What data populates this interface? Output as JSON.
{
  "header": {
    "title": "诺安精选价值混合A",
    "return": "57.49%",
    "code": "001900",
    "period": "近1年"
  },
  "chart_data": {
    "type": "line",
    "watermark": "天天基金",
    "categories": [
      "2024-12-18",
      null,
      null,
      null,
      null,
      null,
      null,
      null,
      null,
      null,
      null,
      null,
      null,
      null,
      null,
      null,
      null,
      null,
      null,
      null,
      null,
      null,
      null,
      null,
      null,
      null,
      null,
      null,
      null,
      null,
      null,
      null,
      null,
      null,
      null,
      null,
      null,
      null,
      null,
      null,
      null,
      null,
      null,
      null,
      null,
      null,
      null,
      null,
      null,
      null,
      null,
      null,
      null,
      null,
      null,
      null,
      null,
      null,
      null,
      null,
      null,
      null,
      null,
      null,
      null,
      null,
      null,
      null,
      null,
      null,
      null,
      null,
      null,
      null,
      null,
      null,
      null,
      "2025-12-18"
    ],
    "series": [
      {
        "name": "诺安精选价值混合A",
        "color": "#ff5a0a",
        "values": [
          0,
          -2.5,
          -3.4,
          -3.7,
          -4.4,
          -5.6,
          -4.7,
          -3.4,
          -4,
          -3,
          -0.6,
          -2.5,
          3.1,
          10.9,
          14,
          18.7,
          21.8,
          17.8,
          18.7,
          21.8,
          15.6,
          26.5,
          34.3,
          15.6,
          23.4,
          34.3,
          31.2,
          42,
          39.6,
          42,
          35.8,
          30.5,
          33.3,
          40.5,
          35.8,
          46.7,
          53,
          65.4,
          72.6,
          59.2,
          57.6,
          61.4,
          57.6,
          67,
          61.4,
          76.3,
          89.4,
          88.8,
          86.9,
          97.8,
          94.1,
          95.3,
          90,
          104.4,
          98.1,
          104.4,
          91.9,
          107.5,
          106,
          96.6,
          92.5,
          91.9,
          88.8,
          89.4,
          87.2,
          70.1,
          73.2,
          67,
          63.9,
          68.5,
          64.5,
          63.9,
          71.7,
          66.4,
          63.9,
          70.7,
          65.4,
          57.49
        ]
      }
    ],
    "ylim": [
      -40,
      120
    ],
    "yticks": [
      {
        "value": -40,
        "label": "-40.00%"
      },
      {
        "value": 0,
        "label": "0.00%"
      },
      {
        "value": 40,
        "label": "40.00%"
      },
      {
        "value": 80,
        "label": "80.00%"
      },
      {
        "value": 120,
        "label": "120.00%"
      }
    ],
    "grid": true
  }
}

Goal:
Of the lines in the data, how many contain the word "label"? Provide the number and nothing further.

Output below:
5